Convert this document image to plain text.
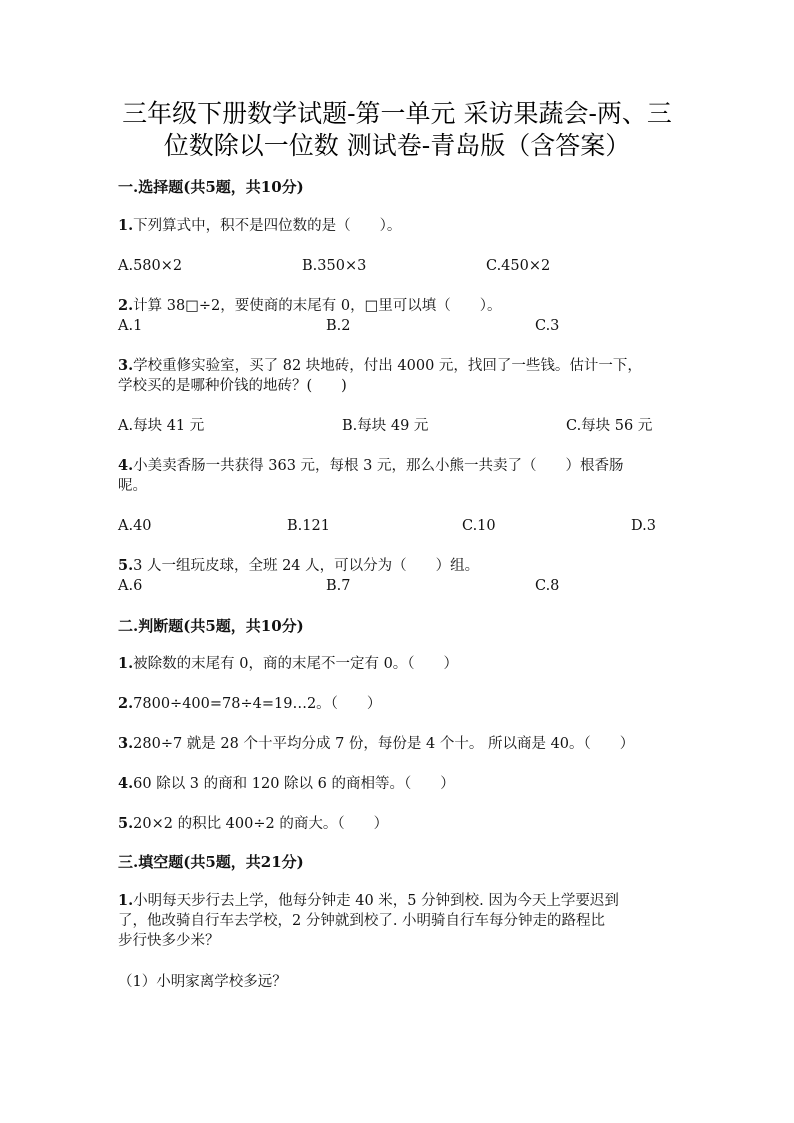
三年级下册数学试题-第一单元 采访果蔬会-两、三
位数除以一位数 测试卷-青岛版（含答案）
一.选择题(共5题，共10分)
1.下列算式中，积不是四位数的是（　　）。
A.580×2	B.350×3	C.450×2
2.计算 38□÷2，要使商的末尾有 0，□里可以填（　　）。
A.1	B.2	C.3
3.学校重修实验室，买了 82 块地砖，付出 4000 元，找回了一些钱。估计一下，
学校买的是哪种价钱的地砖？(　　)
A.每块 41 元	B.每块 49 元	C.每块 56 元
4.小美卖香肠一共获得 363 元，每根 3 元，那么小熊一共卖了（　　）根香肠
呢。
A.40	B.121	C.10	D.3
5.3 人一组玩皮球，全班 24 人，可以分为（　　）组。
A.6	B.7	C.8
二.判断题(共5题，共10分)
1.被除数的末尾有 0，商的末尾不一定有 0。（　　）
2.7800÷400=78÷4=19…2。（　　）
3.280÷7 就是 28 个十平均分成 7 份，每份是 4 个十。 所以商是 40。（　　）
4.60 除以 3 的商和 120 除以 6 的商相等。（　　）
5.20×2 的积比 400÷2 的商大。（　　）
三.填空题(共5题，共21分)
1.小明每天步行去上学，他每分钟走 40 米，5 分钟到校. 因为今天上学要迟到
了，他改骑自行车去学校，2 分钟就到校了. 小明骑自行车每分钟走的路程比
步行快多少米？
（1）小明家离学校多远？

============

▸ **WHAT YOU SHOULD DO**: All the records need to be repeated exactly, with the images dropped.

▸ **RESULT OF THIS EXERCISE**:
Convert this document image to plain text.
三年级下册数学试题-第一单元 采访果蔬会-两、三
位数除以一位数 测试卷-青岛版（含答案）
一.选择题(共5题，共10分)
1.下列算式中，积不是四位数的是（　　）。
A.580×2	B.350×3	C.450×2
2.计算 38□÷2，要使商的末尾有 0，□里可以填（　　）。
A.1	B.2	C.3
3.学校重修实验室，买了 82 块地砖，付出 4000 元，找回了一些钱。估计一下，
学校买的是哪种价钱的地砖？(　　)
A.每块 41 元	B.每块 49 元	C.每块 56 元
4.小美卖香肠一共获得 363 元，每根 3 元，那么小熊一共卖了（　　）根香肠
呢。
A.40	B.121	C.10	D.3
5.3 人一组玩皮球，全班 24 人，可以分为（　　）组。
A.6	B.7	C.8
二.判断题(共5题，共10分)
1.被除数的末尾有 0，商的末尾不一定有 0。（　　）
2.7800÷400=78÷4=19…2。（　　）
3.280÷7 就是 28 个十平均分成 7 份，每份是 4 个十。 所以商是 40。（　　）
4.60 除以 3 的商和 120 除以 6 的商相等。（　　）
5.20×2 的积比 400÷2 的商大。（　　）
三.填空题(共5题，共21分)
1.小明每天步行去上学，他每分钟走 40 米，5 分钟到校. 因为今天上学要迟到
了，他改骑自行车去学校，2 分钟就到校了. 小明骑自行车每分钟走的路程比
步行快多少米？
（1）小明家离学校多远？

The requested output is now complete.